Instruction 1 — In the article on SVB and First Republic executive share sales, rewrite the passage from "As it was revealed" to "of their shares.", changing "moral hazard" to "ethical lapses".
Instruction 2 — According to the article on SVB and First Republic executive share sales, how much stock did Daniel Beck, SVB's Chief Financial Officer, sell?
Instruction 3 — Write the next part of the article on SVB and First Republic executive share sales, picking up after its final sentence.

Selected text —

○ ○ ○ ○

SVB and First Republic Executives Controversially Sold Shares in Advance
Rep. Lee Yong-woo Proposes Pre-Reporting System for Insiders and Major Shareholders

As it was revealed that executives of the parent company of Silicon Valley Bank (SVB) and the management of First Republic Bank sold large amounts of stock before the stock price plummeted amid bankruptcy and crisis rumors, controversy over moral hazard is intensifying. The U.S. Department of Justice and the Securities and Exchange Commission (SEC) plan to investigate them.


Meanwhile, the 'Insider and Major Shareholder Prior Reporting System (Partial Amendment to the Act on Capital Market and Financial Investment Business)' proposed by Lee Yong-woo, a member of the Democratic Party of Korea, is drawing renewed attention. This bill includes provisions that require major shareholders to disclose in advance when selling 1% or more of their shares.

SVB Crisis Draws Attention... Will the 'Pre-Disclosure of Share Sale Bill' Pass the National Assembly? [Image source=Reuters Yonhap News]

According to Lee Yong-woo's office on the 20th, the 'Partial Amendment to the Capital Market Act' proposed by the lawmaker in February and April last year is still pending in the Legislation and Judiciary Committee's bill review subcommittee. The Financial Services Commission has also announced plans to submit a related bill as a government proposal.


According to the amendment, if a major shareholder of a listed company sells 1% or more of their shares within three months, they must report to the Securities and Futures Commission and the Korea Exchange. Additionally, the sale must occur after a period specified by presidential decree within three months. A representative from Lee Yong-woo's office explained the legislative intent, saying, "This is to mitigate the shock to the market caused by sudden sales of shares by major shareholders, protect general investors, and enhance the transparency of transactions by major shareholders."


This bill is gaining attention again due to criticism over major shareholders of U.S. regional banks selling their stakes before the stock price collapse following the SVB bankruptcy.


Greg Becker, former chairman of SVB, sold 12,451 shares of SVB Financial, SVB's parent company, worth about 4.7 billion KRW on the 27th of last month. This was about ten days before SVB's bankruptcy. Daniel Beck, the Chief Financial Officer (CFO), also sold stocks worth $575,000 (approximately 750 million KRW) on the same day.


The management of First Republic Bank also sold stocks over two months before the stock price plummeted due to the aftermath of SVB's bankruptcy. Jim Herbert, the bank's founder, sold $4.5 million (approximately 5.87 billion KRW), Robert Thornton, head of asset management, sold $3.5 million (approximately 4.57 billion KRW), and David Lichtman, Chief Credit Officer, sold $2.5 million (approximately 3.26 billion KRW) worth of shares, respectively.

○ ○ ○ ○

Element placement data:
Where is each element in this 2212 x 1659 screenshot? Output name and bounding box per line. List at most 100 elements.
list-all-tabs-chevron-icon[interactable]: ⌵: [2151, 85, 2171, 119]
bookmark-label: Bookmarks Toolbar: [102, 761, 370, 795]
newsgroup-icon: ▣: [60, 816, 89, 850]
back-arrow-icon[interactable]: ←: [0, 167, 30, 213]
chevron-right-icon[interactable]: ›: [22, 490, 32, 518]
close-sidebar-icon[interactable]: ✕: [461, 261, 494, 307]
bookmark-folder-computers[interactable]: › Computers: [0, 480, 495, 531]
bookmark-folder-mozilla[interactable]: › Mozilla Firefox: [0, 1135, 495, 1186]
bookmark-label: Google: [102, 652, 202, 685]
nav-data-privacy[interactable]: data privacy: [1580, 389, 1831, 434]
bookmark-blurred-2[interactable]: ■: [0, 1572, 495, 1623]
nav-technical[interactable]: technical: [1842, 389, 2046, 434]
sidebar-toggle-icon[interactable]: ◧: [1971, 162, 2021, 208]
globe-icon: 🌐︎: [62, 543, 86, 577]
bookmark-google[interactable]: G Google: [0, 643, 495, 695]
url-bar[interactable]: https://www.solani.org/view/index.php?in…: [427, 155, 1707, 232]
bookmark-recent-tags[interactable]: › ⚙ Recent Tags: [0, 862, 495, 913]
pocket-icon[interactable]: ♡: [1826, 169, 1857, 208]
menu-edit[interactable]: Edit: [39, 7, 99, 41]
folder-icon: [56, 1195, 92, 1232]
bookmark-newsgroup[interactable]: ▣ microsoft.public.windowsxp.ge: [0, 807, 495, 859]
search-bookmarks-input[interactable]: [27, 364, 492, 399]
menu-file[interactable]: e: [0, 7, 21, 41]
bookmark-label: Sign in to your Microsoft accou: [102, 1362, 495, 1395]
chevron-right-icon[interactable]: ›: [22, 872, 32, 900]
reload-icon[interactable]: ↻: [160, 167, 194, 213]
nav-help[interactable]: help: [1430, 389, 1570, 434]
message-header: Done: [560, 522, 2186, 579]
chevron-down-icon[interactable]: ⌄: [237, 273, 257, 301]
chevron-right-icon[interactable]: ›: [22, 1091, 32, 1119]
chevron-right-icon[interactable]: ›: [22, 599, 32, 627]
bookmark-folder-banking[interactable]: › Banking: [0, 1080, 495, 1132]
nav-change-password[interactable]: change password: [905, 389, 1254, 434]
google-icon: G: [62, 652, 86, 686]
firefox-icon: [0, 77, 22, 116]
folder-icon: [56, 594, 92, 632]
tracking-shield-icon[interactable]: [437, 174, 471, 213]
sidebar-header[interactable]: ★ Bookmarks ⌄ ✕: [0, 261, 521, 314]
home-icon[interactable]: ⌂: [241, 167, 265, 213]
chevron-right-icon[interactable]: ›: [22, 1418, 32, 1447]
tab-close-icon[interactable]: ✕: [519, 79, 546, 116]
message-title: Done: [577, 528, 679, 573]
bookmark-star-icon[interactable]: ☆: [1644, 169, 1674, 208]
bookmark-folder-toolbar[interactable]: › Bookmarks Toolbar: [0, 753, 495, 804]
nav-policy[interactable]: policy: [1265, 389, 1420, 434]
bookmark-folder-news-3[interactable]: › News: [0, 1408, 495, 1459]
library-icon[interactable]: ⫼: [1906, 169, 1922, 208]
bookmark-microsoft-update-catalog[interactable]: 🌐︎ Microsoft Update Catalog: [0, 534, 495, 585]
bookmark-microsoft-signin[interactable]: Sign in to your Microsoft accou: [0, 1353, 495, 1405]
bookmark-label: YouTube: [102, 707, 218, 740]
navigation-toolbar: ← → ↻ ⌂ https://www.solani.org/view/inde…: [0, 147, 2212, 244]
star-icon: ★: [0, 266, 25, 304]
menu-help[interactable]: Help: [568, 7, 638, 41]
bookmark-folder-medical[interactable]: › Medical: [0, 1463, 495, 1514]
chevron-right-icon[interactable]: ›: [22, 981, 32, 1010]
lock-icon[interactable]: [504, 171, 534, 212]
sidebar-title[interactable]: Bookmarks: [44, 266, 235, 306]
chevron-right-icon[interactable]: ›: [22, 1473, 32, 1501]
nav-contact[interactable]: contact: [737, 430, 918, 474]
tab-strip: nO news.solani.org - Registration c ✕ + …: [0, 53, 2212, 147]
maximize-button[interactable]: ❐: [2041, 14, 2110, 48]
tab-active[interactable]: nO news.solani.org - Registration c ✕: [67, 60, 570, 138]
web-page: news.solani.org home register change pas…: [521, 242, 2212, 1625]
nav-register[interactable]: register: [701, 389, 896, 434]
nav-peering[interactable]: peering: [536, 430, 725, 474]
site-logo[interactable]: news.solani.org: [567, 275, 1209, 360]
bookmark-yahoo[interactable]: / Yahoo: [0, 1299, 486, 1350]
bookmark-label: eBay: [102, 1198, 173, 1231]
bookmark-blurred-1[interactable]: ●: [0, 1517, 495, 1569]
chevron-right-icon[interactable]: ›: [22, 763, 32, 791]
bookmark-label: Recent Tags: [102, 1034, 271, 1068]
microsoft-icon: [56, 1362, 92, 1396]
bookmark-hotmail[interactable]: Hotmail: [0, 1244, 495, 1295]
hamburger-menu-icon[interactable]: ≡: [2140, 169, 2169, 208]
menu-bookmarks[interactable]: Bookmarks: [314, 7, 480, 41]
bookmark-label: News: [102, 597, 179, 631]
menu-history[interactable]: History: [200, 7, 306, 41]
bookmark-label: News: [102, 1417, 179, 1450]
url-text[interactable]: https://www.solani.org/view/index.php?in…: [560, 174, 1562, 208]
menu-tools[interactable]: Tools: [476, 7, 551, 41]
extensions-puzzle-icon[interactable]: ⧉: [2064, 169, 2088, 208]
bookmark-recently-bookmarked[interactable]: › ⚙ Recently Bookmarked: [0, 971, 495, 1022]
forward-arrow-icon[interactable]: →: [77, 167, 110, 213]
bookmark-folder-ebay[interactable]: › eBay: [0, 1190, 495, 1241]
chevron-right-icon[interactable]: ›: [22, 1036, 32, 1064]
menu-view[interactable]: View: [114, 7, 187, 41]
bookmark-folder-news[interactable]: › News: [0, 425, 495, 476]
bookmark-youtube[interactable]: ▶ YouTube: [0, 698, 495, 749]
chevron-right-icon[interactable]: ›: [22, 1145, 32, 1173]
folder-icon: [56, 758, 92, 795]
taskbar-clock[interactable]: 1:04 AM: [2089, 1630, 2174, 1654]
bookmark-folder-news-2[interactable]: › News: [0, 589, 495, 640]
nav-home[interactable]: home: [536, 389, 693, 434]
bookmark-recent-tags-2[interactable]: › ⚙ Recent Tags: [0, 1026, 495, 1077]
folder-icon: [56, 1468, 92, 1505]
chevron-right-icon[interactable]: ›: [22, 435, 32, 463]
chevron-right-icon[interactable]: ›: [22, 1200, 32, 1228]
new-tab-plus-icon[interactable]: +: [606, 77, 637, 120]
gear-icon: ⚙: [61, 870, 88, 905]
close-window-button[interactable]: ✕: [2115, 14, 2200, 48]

○ ○ ○ ○

Answer 1 —
As it was revealed that executives of the parent company of Silicon Valley Bank (SVB) and the management of First Republic Bank sold large amounts of stock before the stock price plummeted amid bankruptcy and crisis rumors, controversy over ethical lapses is intensifying. The U.S. Department of Justice and the Securities and Exchange Commission (SEC) plan to investigate them.


Meanwhile, the 'Insider and Major Shareholder Prior Reporting System (Partial Amendment to the Act on Capital Market and Financial Investment Business)' proposed by Lee Yong-woo, a member of the Democratic Party of Korea, is drawing renewed attention. This bill includes provisions that require major shareholders to disclose in advance when selling 1% or more of their shares.

Answer 2 — Stocks worth $575,000 (approximately 750 million KRW).

Answer 3 —
In the United States, major shareholders are generally required to submit a report when selling stocks. In addition, stringent disclosure and unfair trading regulations (10b5-1 and Rule 10b5-2) are applied, including the submission of pre-trading plans. This is to prevent major shareholders from using insider information to avoid losses or maximize profits. The U.S. Department of Justice and the SEC plan to investigate the stock sales by the management of SVB and First Republic Bank.


Under current domestic law, major shareholders of listed companies are not required to disclose in advance when selling shares on the market (including block deals). Because of this, there have been ongoing criticisms that large-scale sales of shares by major shareholders on the market cause market confusion and investor damage, such as sharp stock price declines. Generally, when major shareholders or insiders of listed companies sell large amounts of stock, the market perceives the stock price as being at a peak or anticipates negative issues.


In 2021, when controversy arose over executives including former Kakao Pay CEO Ryu Young-jin making large profits by selling stock options after listing, the Financial Services Commission decided to include stocks acquired by exercising stock options received before listing as subject to mandatory holding. Although the mandatory holding system related to stock options was recently established, the system related to general stocks is still insufficient.


Kim Gap-rae of the Korea Capital Market Institute pointed out, "A prior disclosure system for controlling shareholders' stock sales should be established in the domestic capital market," adding, "Strong unfair trading regulations are needed to prevent controlling shareholders from using insider information in stock sales." He further stated, "The regulatory level on controlling shareholders' stake sales in the domestic KOSDAQ market is lower compared to major overseas markets, which weakens the 'post-listing growth' function of new markets and only activates the 'early post-listing exit' function."